Challenge →
Wherever the word "under" turns up in a line of the entries, copy that line.

•••••

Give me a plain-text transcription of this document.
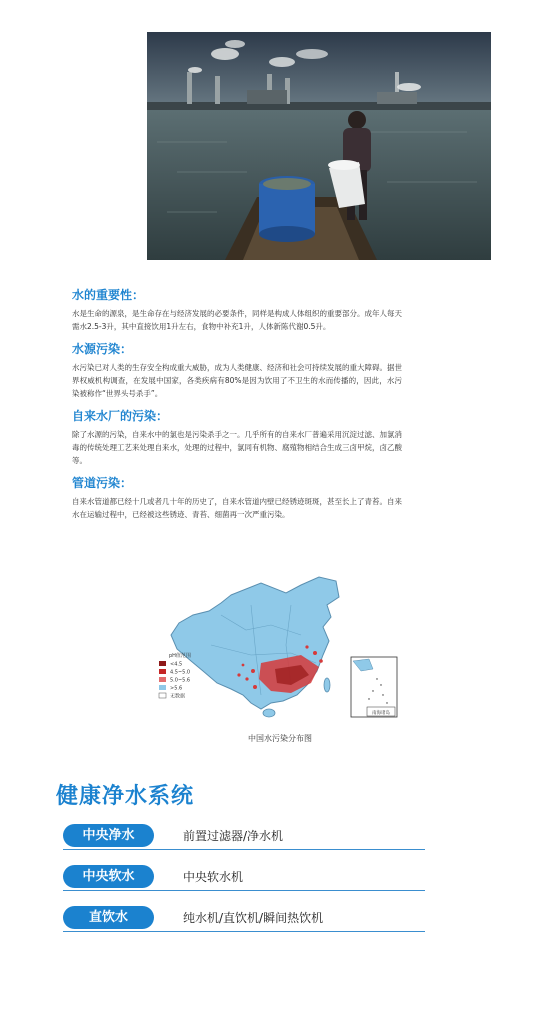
水的重要性：
水是生命的源泉，是生命存在与经济发展的必要条件，同样是构成人体组织的重要部分。成年人每天需水2.5-3升，其中直接饮用1升左右，食物中补充1升，人体新陈代谢0.5升。
水源污染：
水污染已对人类的生存安全构成重大威胁，成为人类健康、经济和社会可持续发展的重大障碍。据世界权威机构调查，在发展中国家，各类疾病有80%是因为饮用了不卫生的水而传播的，因此，水污染被称作“世界头号杀手”。
自来水厂的污染：
除了水源的污染，自来水中的氯也是污染杀手之一。几乎所有的自来水厂普遍采用沉淀过滤、加氯消毒的传统处理工艺来处理自来水，处理的过程中，氯同有机物、腐殖物相结合生成三卤甲烷，卤乙酸等。
管道污染：
自来水管道都已经十几或者几十年的历史了，自来水管道内壁已经锈迹斑斑，甚至长上了青苔。自来水在运输过程中，已经被这些锈迹、青苔、细菌再一次严重污染。
pH值范围
<4.5
4.5~5.0
5.0~5.6
>5.6
无数据
南海诸岛
中国水污染分布图
健康净水系统
中央净水	前置过滤器/净水机
中央软水	中央软水机
直饮水	纯水机/直饮机/瞬间热饮机
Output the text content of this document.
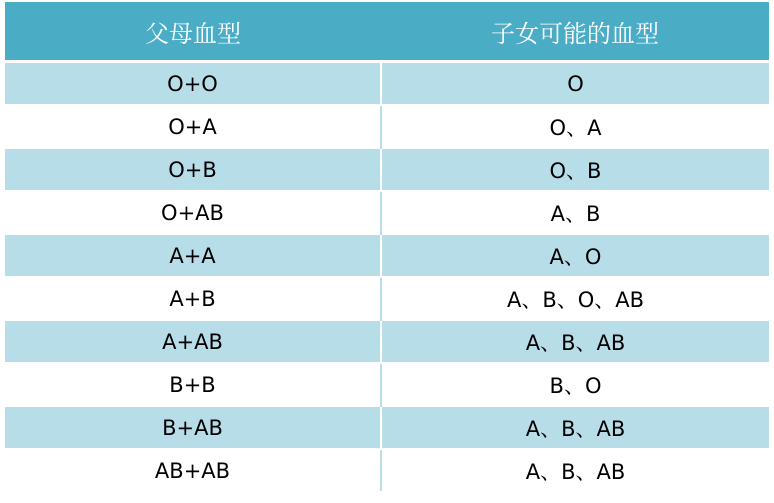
父母血型	子女可能的血型
O+O	O
O+A	O、A
O+B	O、B
O+AB	A、B
A+A	A、O
A+B	A、B、O、AB
A+AB	A、B、AB
B+B	B、O
B+AB	A、B、AB
AB+AB	A、B、AB
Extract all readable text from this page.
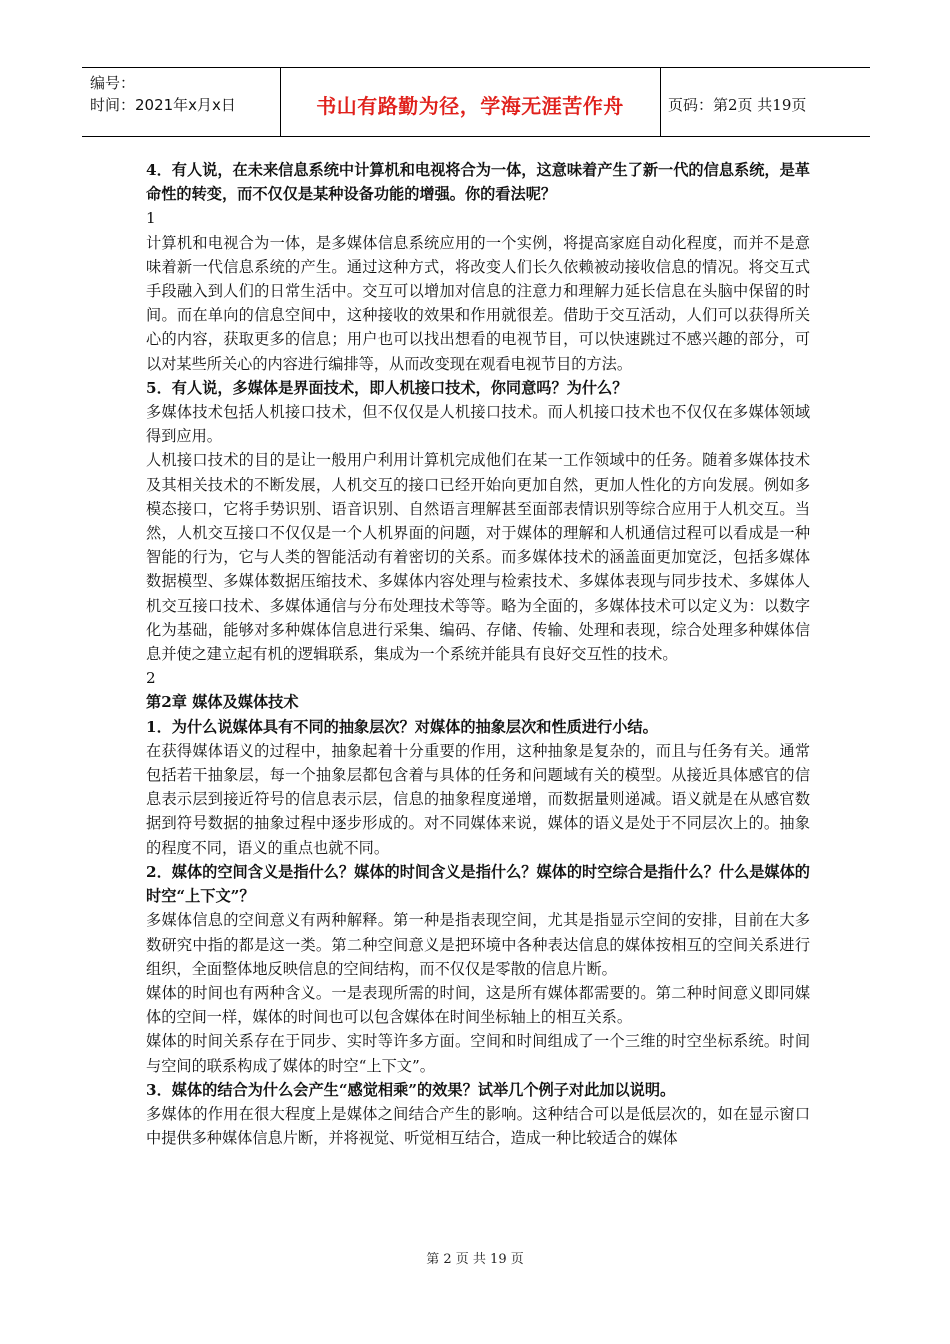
编号：
时间：2021年x月x日	书山有路勤为径，学海无涯苦作舟	页码：第2页 共19页

4．有人说，在未来信息系统中计算机和电视将合为一体，这意味着产生了新一代的信息系统，是革命性的转变，而不仅仅是某种设备功能的增强。你的看法呢？

1

计算机和电视合为一体，是多媒体信息系统应用的一个实例，将提高家庭自动化程度，而并不是意味着新一代信息系统的产生。通过这种方式，将改变人们长久依赖被动接收信息的情况。将交互式手段融入到人们的日常生活中。交互可以增加对信息的注意力和理解力延长信息在头脑中保留的时间。而在单向的信息空间中，这种接收的效果和作用就很差。借助于交互活动，人们可以获得所关心的内容，获取更多的信息；用户也可以找出想看的电视节目，可以快速跳过不感兴趣的部分，可以对某些所关心的内容进行编排等，从而改变现在观看电视节目的方法。

5．有人说，多媒体是界面技术，即人机接口技术，你同意吗？为什么？

多媒体技术包括人机接口技术，但不仅仅是人机接口技术。而人机接口技术也不仅仅在多媒体领域得到应用。

人机接口技术的目的是让一般用户利用计算机完成他们在某一工作领域中的任务。随着多媒体技术及其相关技术的不断发展，人机交互的接口已经开始向更加自然，更加人性化的方向发展。例如多模态接口，它将手势识别、语音识别、自然语言理解甚至面部表情识别等综合应用于人机交互。当然，人机交互接口不仅仅是一个人机界面的问题，对于媒体的理解和人机通信过程可以看成是一种智能的行为，它与人类的智能活动有着密切的关系。而多媒体技术的涵盖面更加宽泛，包括多媒体数据模型、多媒体数据压缩技术、多媒体内容处理与检索技术、多媒体表现与同步技术、多媒体人机交互接口技术、多媒体通信与分布处理技术等等。略为全面的，多媒体技术可以定义为：以数字化为基础，能够对多种媒体信息进行采集、编码、存储、传输、处理和表现，综合处理多种媒体信息并使之建立起有机的逻辑联系，集成为一个系统并能具有良好交互性的技术。

2

第2章 媒体及媒体技术

1．为什么说媒体具有不同的抽象层次？对媒体的抽象层次和性质进行小结。

在获得媒体语义的过程中，抽象起着十分重要的作用，这种抽象是复杂的，而且与任务有关。通常包括若干抽象层，每一个抽象层都包含着与具体的任务和问题域有关的模型。从接近具体感官的信息表示层到接近符号的信息表示层，信息的抽象程度递增，而数据量则递减。语义就是在从感官数据到符号数据的抽象过程中逐步形成的。对不同媒体来说，媒体的语义是处于不同层次上的。抽象的程度不同，语义的重点也就不同。

2．媒体的空间含义是指什么？媒体的时间含义是指什么？媒体的时空综合是指什么？什么是媒体的时空“上下文”？

多媒体信息的空间意义有两种解释。第一种是指表现空间，尤其是指显示空间的安排，目前在大多数研究中指的都是这一类。第二种空间意义是把环境中各种表达信息的媒体按相互的空间关系进行组织，全面整体地反映信息的空间结构，而不仅仅是零散的信息片断。

媒体的时间也有两种含义。一是表现所需的时间，这是所有媒体都需要的。第二种时间意义即同媒体的空间一样，媒体的时间也可以包含媒体在时间坐标轴上的相互关系。

媒体的时间关系存在于同步、实时等许多方面。空间和时间组成了一个三维的时空坐标系统。时间与空间的联系构成了媒体的时空“上下文”。

3．媒体的结合为什么会产生“感觉相乘”的效果？试举几个例子对此加以说明。

多媒体的作用在很大程度上是媒体之间结合产生的影响。这种结合可以是低层次的，如在显示窗口中提供多种媒体信息片断，并将视觉、听觉相互结合，造成一种比较适合的媒体

第 2 页 共 19 页
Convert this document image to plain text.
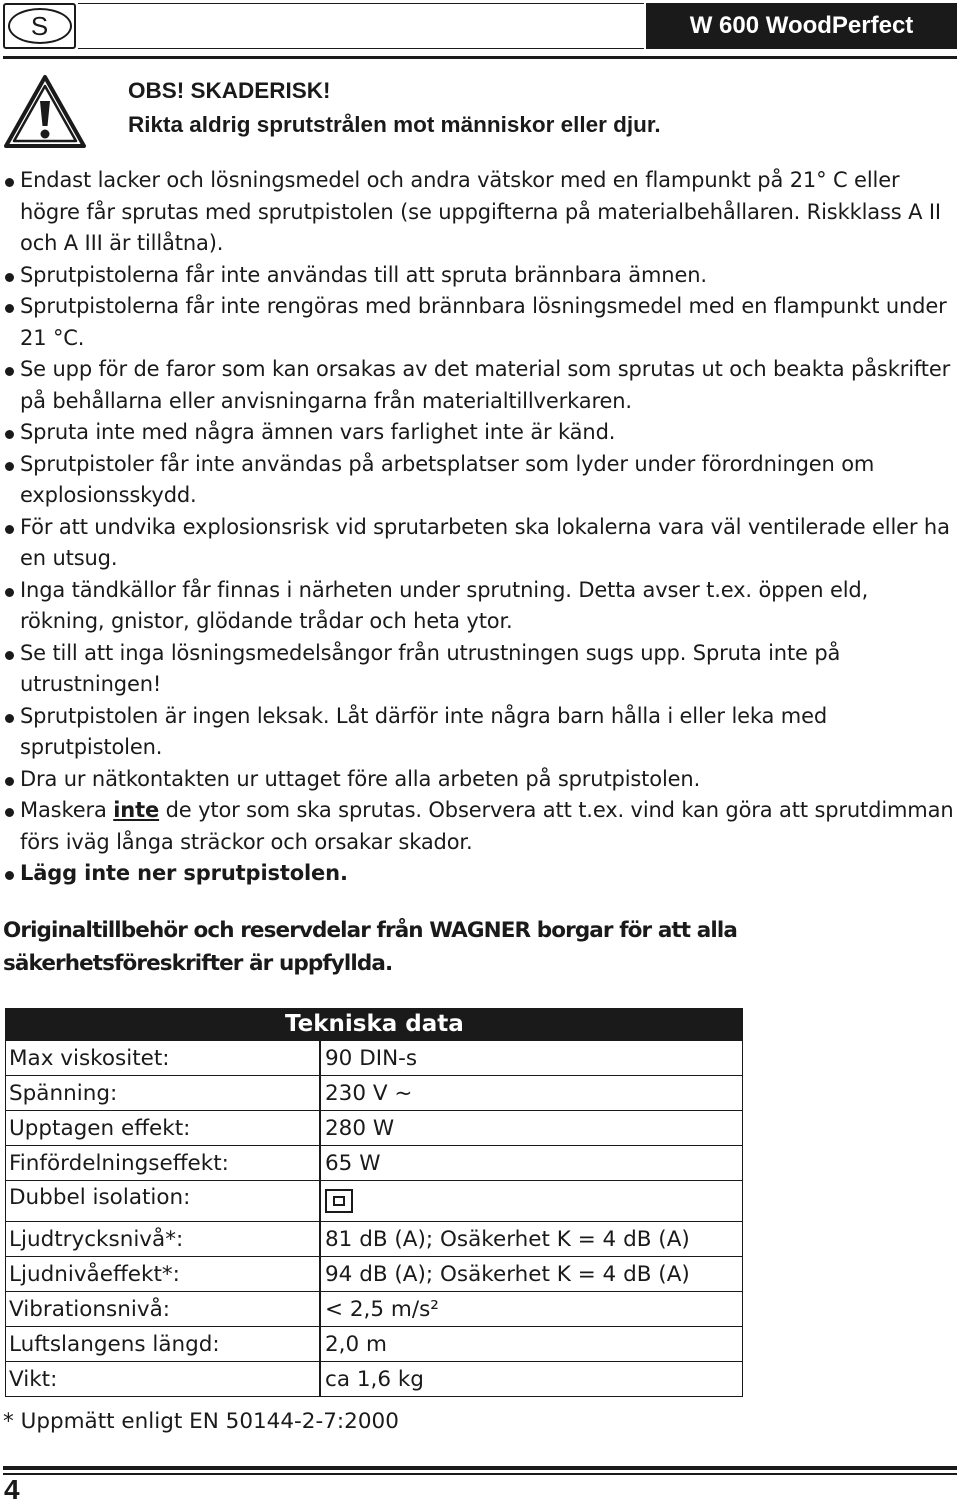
S	W 600 WoodPerfect
OBS! SKADERISK!
Rikta aldrig sprutstrålen mot människor eller djur.

Endast lacker och lösningsmedel och andra vätskor med en flampunkt på 21° C eller högre får sprutas med sprutpistolen (se uppgifterna på materialbehållaren. Riskklass A II och A III är tillåtna).

Sprutpistolerna får inte användas till att spruta brännbara ämnen.

Sprutpistolerna får inte rengöras med brännbara lösningsmedel med en flampunkt under 21 °C.

Se upp för de faror som kan orsakas av det material som sprutas ut och beakta påskrifter på behållarna eller anvisningarna från materialtillverkaren.

Spruta inte med några ämnen vars farlighet inte är känd.

Sprutpistoler får inte användas på arbetsplatser som lyder under förordningen om explosionsskydd.

För att undvika explosionsrisk vid sprutarbeten ska lokalerna vara väl ventilerade eller ha en utsug.

Inga tändkällor får finnas i närheten under sprutning. Detta avser t.ex. öppen eld, rökning, gnistor, glödande trådar och heta ytor.

Se till att inga lösningsmedelsångor från utrustningen sugs upp. Spruta inte på utrustningen!

Sprutpistolen är ingen leksak. Låt därför inte några barn hålla i eller leka med sprutpistolen.

Dra ur nätkontakten ur uttaget före alla arbeten på sprutpistolen.

Maskera inte de ytor som ska sprutas. Observera att t.ex. vind kan göra att sprutdimman förs iväg långa sträckor och orsakar skador.

Lägg inte ner sprutpistolen.

Originaltillbehör och reservdelar från WAGNER borgar för att alla säkerhetsföreskrifter är uppfyllda.
Tekniska data
Max viskositet:	90 DIN-s
Spänning:	230 V ~
Upptagen effekt:	280 W
Finfördelningseffekt:	65 W
Dubbel isolation:
Ljudtrycksnivå*:	81 dB (A); Osäkerhet K = 4 dB (A)
Ljudnivåeffekt*:	94 dB (A); Osäkerhet K = 4 dB (A)
Vibrationsnivå:	< 2,5 m/s²
Luftslangens längd:	2,0 m
Vikt:	ca 1,6 kg
* Uppmätt enligt EN 50144-2-7:2000
4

•••••

Result →
Sprutpistolerna får inte rengöras med brännbara lösningsmedel med en flampunkt under 21 °C.
Sprutpistoler får inte användas på arbetsplatser som lyder under förordningen om explosionsskydd.
Inga tändkällor får finnas i närheten under sprutning. Detta avser t.ex. öppen eld, rökning, gnistor, glödande trådar och heta ytor.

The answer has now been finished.